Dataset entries
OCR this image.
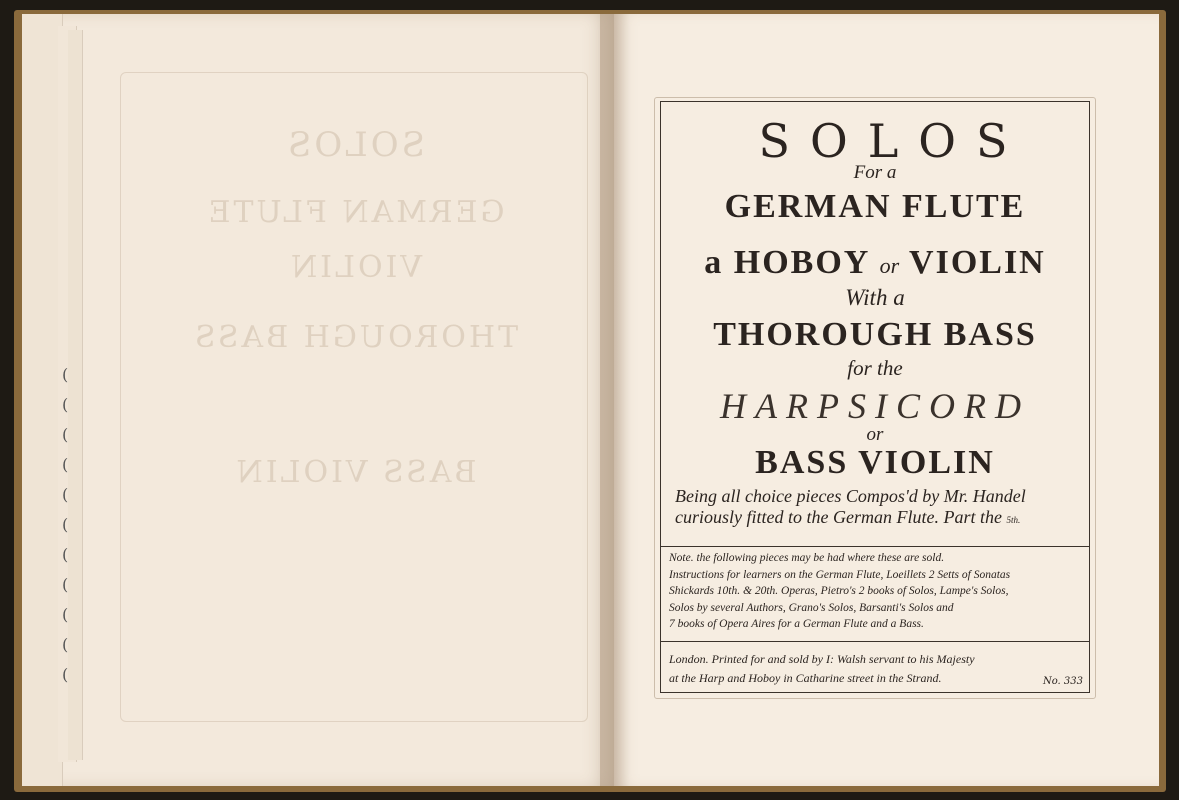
(
(
(
(
(
(
(
(
(
(
(
SOLOS
GERMAN FLUTE
VIOLIN
THOROUGH BASS
BASS VIOLIN

SOLOS
For a
GERMAN FLUTE
a HOBOY or VIOLIN
With a
THOROUGH BASS
for the
HARPSICORD
or
BASS VIOLIN
Being all choice pieces Compos'd by Mr. Handel
curiously fitted to the German Flute. Part the 5th.
Note. the following pieces may be had where these are sold.
Instructions for learners on the German Flute, Loeillets 2 Setts of Sonatas
Shickards 10th. & 20th. Operas, Pietro's 2 books of Solos, Lampe's Solos,
Solos by several Authors, Grano's Solos, Barsanti's Solos and
7 books of Opera Aires for a German Flute and a Bass.
London. Printed for and sold by I: Walsh servant to his Majesty
at the Harp and Hoboy in Catharine street in the Strand.	No. 333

> _Set problem_
Copy every line above in which the string "VIOLIN" shows up.

> _Output_
VIOLIN
BASS VIOLIN
a HOBOY or VIOLIN
BASS VIOLIN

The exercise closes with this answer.